Art. 6 Abs. 3 PVG geht zurück auf Art. 9 Abs. 4 des Postgesetzes vom 5. April
1910. Diese Bestimmung war in der Bundesversammlung Gegenstand eingehender
Beratung. Während der Ständerat Ausnahmen vom Postgeheimnis zugunsten aller
Justiz- und Polizeibehörden mit Einschluss der Zivilgerichte ohne nähere
Umschreibung der Voraussetzungen zulassen wollte (StenBull StR 1908 S. 87, 161
ff., 1909 S. 84, 116 ff.), herrschte im Nationalrat die Auffassung vor, dass
nur das öffentliche Interesse an der Strafverfolgung für Offizialdelikte eine
Durchbrechung des Postgeheimnisses rechtfertige (StenBull NatR 1909 S. 301
ff., 424 ff., 721 ff.). Diese Auffassung drang schliesslich durch und führte
zu der weiten Fassung, die dann - von der Beschränkung auf Offizialdelikte
abgesehen - später ins PVG übernommen wurde. Dass Ausnahmen vom Postgeheimnis
zugunsten der Strafrechtspflege nur gegenüber dem Angeschuldigten zulässig
sein sollten, nicht aber gegenüber Drittpersonen, wurde bei der
Gesetzesberatung von keiner Seite gefordert. Selbst diejenigen, welche die
Durchbrechung des Postgeheimnisses lediglich für die Ermittlung des Täters
eines Offizialdeliktes zulassen wollten, schlugen Fassungen vor, welche
allgemein vom «Postverkehr bestimmter Personen» sprachen, die Auskunftspflicht
der Post also nicht auf den Postverkehr des Angeschuldigten beschränkten
(StenBull NatR 1909 S. 424/5).
Ist demnach anzunehmen, dass Art. 6 Abs. 3 PVG und Art. 7 Abs. 1 TVG Ausnahmen
vom Postgeheimnis sowohl gegenüber dem Angeschuldigten als auch gegenüber
Drittpersonen

Seite: 186
zulassen, wenn es sich um eine Strafuntersuchung handelt, so heisst das nicht,
dass die PTT-Verwaltung verpflichtet wäre, der mit einer Strafuntersuchung
befassten kantonalen Behörde über den Postverkehr jedes beliebigen Dritten
oder doch aller Personen, die mit dem Angeschuldigten je einmal in Beziehung
standen, ohne weiteres Auskunft zu erteilen. Es muss zwischen dem Dritten und
der Strafuntersuchung ein Zusammenhang bestehen, den die
Strafverfolgungsbehörde in ihrem schriftlichen Gesuch an die PTT-Verwaltung
kurz darzulegen hat. Welcher Art dieser Zusammenhang sein kann, braucht hier
nicht im einzelnen geprüft zu werden; denn nach den Angaben der
Strafverfolgungsbehörden, die als richtig hinzunehmen sind, besteht jedenfalls
vorliegend ein hinreichender Zusammenhang zwischen dem zu überwachenden Z. und
der Strafuntersuchung gegen X. und Y., da diese mit Z. in Verbindung standen
und vielleicht noch stehen und die Überwachung daher als geeignet erscheint,
den unbekannten Aufenthaltsort der flüchtigen Angeschuldigten ausfindig zu
machen.
Demnach erkennt die Anklagekammer:
Dem vom Untersuchungsrichter 3 Bern gestellten, von der Staatsanwaltschaft
Basel -Stadt übernommenen Gesuch wird entsprochen und die Generaldirektion der
PTT-Verwaltung angewiesen, dem vom Untersuchungsrichter 3 Bern mit Eingabe vom
13. Juli 1953 gestellten Begehren um Verhängung der Post-, Telegramm- und
Telephonzensur über Z. Folge zu leisten.

Arbeitsauftrag: Schreiben Sie aus dem Auszug zum Postgeheimnis den Abschnitt ab, der bei den Worten „Demnach erkennt die“ beginnt und nach den Worten „Folge zu leisten.“ endet.

Erfasste Daten:
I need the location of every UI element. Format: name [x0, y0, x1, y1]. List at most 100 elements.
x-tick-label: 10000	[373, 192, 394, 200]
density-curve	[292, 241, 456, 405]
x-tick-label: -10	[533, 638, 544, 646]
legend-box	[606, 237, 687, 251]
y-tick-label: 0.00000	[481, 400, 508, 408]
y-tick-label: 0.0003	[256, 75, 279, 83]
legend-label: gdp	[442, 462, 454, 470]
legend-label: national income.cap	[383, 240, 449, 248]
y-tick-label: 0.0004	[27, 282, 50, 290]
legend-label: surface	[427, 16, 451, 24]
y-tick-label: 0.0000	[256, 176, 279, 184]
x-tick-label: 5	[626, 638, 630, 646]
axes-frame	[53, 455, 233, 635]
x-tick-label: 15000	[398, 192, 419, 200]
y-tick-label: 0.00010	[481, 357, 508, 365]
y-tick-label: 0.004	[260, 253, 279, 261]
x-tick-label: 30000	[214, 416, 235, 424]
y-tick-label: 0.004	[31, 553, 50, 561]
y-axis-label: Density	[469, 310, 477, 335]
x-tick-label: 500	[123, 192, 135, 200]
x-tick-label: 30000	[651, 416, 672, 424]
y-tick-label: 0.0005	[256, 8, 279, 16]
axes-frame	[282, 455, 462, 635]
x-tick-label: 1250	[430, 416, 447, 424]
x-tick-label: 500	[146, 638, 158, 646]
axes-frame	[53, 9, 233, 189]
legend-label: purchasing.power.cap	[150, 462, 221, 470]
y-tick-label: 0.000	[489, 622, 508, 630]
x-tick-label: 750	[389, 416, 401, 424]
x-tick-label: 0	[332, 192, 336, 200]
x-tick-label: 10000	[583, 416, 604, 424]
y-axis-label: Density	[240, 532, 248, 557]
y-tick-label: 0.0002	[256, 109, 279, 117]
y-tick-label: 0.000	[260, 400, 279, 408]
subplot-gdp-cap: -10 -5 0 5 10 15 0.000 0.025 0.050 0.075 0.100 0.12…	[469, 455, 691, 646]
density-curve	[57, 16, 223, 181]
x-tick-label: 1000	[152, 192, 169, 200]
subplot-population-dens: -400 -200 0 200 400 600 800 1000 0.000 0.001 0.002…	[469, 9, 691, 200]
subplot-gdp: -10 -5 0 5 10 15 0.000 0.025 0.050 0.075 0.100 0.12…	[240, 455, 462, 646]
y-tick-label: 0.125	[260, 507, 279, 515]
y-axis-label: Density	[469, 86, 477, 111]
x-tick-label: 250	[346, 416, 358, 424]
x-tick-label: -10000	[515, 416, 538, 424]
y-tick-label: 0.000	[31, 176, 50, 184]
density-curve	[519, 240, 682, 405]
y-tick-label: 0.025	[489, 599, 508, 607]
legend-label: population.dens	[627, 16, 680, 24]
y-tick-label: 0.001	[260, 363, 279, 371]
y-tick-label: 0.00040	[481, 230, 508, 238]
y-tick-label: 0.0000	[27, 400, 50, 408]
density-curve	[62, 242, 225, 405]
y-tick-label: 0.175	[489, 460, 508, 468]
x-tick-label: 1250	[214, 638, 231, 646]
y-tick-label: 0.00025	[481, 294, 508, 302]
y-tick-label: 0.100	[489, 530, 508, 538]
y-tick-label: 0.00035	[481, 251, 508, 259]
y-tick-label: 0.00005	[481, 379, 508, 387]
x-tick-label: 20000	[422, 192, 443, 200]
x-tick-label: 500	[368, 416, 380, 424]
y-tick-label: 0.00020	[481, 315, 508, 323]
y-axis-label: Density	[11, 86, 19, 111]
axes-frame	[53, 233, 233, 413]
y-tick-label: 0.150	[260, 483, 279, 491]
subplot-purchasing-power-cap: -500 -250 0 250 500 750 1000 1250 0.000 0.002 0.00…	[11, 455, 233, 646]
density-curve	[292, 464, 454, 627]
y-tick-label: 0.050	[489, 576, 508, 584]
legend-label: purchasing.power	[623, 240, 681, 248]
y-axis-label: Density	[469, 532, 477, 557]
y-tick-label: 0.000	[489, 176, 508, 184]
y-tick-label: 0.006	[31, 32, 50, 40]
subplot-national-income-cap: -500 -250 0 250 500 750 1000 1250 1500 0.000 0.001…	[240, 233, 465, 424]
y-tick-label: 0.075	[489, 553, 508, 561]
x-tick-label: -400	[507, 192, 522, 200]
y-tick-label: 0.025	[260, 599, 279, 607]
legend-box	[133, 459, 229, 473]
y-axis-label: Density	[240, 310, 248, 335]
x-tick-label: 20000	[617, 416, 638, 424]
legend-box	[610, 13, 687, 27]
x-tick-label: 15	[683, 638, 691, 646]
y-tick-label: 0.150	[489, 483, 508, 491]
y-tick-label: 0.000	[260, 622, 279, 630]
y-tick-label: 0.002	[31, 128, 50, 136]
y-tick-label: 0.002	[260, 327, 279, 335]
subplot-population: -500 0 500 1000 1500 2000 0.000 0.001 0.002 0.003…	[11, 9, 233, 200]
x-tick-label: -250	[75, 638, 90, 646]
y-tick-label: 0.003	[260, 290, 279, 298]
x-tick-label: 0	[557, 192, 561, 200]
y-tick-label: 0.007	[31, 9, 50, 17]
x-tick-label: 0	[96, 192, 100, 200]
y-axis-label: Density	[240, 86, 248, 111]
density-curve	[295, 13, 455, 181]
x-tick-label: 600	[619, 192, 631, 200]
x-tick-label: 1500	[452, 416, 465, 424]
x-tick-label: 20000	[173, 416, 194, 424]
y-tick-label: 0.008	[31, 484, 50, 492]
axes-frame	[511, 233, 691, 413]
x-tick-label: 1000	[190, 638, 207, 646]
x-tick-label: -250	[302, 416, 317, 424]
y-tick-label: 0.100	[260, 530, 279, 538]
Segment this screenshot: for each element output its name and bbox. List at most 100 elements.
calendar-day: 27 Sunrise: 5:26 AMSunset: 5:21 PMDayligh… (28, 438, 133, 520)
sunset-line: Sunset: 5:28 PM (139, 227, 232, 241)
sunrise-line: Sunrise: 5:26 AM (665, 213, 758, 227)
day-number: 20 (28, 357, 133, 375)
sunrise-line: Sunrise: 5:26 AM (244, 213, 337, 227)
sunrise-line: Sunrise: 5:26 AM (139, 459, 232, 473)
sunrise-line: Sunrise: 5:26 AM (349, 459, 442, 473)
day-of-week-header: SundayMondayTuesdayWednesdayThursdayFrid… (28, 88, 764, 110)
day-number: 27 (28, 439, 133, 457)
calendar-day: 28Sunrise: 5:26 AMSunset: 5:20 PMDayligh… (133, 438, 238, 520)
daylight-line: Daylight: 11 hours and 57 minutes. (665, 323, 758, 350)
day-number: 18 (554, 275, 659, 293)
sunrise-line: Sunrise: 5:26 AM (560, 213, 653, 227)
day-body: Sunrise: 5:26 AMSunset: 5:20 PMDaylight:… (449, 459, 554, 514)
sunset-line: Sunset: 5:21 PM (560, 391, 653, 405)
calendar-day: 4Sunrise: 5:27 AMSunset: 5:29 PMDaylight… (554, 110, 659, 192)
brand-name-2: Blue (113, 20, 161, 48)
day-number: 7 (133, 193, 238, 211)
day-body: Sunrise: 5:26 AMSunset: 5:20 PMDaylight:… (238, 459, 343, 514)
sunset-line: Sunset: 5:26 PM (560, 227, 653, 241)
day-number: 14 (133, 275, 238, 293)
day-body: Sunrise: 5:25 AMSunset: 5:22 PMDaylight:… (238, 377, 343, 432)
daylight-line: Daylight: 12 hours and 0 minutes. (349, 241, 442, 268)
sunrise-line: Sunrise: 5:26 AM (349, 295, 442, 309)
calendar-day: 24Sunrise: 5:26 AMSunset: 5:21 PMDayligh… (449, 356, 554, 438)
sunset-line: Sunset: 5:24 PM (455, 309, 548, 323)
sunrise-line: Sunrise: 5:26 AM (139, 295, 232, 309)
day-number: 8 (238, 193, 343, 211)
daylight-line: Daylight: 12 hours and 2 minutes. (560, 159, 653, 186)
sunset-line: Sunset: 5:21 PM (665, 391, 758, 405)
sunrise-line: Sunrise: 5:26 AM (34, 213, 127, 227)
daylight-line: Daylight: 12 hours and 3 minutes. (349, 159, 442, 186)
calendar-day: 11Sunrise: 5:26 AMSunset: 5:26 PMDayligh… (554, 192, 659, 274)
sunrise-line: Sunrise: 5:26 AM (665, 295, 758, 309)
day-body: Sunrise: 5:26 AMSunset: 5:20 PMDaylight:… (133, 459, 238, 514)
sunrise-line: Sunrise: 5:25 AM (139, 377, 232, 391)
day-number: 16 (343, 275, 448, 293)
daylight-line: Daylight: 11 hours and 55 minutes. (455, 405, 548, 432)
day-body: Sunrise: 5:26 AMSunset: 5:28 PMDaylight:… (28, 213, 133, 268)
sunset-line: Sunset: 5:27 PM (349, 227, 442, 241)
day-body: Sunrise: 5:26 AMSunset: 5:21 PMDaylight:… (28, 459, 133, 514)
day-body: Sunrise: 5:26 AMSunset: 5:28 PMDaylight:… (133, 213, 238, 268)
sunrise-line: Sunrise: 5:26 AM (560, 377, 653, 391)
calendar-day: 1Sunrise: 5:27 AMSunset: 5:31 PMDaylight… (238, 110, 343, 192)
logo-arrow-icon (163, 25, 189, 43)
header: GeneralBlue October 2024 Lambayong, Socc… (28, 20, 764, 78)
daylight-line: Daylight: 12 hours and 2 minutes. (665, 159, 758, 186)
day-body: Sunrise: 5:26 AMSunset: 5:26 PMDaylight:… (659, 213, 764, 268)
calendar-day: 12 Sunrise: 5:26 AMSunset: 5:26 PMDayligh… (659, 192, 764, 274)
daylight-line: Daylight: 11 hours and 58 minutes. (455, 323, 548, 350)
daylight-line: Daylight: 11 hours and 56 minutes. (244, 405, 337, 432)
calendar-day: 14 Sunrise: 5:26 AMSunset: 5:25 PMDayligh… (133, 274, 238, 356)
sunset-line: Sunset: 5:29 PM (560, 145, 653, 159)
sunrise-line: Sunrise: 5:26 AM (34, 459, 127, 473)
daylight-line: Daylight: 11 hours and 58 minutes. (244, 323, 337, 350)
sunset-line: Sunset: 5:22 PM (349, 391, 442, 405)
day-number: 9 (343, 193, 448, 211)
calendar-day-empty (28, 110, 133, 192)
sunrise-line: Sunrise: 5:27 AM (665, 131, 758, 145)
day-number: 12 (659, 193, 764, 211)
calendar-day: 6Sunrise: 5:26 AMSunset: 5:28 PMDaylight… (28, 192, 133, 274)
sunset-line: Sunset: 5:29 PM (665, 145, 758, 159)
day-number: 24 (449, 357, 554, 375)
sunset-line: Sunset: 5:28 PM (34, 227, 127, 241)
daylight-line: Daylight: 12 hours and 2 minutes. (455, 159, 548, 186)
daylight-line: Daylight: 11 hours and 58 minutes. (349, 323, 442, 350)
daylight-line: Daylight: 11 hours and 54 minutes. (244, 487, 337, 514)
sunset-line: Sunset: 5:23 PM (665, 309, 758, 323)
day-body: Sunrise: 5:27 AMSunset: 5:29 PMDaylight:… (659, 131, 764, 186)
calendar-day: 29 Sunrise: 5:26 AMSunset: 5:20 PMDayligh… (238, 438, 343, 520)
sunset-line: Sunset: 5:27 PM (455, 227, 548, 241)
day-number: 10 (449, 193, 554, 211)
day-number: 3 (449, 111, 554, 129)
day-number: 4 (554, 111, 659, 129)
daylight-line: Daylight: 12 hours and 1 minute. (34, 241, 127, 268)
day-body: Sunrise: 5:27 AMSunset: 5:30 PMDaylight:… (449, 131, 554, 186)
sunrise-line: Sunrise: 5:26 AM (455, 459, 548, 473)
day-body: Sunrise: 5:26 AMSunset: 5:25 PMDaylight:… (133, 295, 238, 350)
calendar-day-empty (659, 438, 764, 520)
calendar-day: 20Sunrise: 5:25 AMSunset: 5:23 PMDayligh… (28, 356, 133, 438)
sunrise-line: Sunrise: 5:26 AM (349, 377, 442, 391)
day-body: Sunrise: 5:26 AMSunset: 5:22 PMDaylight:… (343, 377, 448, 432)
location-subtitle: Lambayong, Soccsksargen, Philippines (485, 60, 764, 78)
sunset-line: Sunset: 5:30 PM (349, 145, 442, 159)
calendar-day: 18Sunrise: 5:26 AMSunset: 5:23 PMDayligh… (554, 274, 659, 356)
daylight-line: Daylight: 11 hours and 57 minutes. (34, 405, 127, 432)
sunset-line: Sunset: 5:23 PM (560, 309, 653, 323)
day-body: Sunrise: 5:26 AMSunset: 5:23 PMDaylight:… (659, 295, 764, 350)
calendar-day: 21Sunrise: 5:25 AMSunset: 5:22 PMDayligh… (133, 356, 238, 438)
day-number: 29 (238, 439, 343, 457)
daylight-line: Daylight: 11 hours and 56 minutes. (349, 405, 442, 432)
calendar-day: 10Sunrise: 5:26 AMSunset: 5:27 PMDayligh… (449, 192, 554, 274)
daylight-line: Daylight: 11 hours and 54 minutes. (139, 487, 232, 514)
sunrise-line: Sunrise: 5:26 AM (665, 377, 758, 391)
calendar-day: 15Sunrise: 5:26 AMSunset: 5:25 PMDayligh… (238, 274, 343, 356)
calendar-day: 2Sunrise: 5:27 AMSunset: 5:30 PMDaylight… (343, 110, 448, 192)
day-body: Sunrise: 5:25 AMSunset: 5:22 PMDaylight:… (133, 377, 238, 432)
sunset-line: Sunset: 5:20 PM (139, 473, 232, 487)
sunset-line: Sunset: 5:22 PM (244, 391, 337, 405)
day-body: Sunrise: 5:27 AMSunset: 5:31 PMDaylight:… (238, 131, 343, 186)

Antwortfeld:
Demnach erkennt die Anklagekammer:
Dem vom Untersuchungsrichter 3 Bern gestellten, von der Staatsanwaltschaft
Basel -Stadt übernommenen Gesuch wird entsprochen und die Generaldirektion der
PTT-Verwaltung angewiesen, dem vom Untersuchungsrichter 3 Bern mit Eingabe vom
13. Juli 1953 gestellten Begehren um Verhängung der Post-, Telegramm- und
Telephonzensur über Z. Folge zu leisten.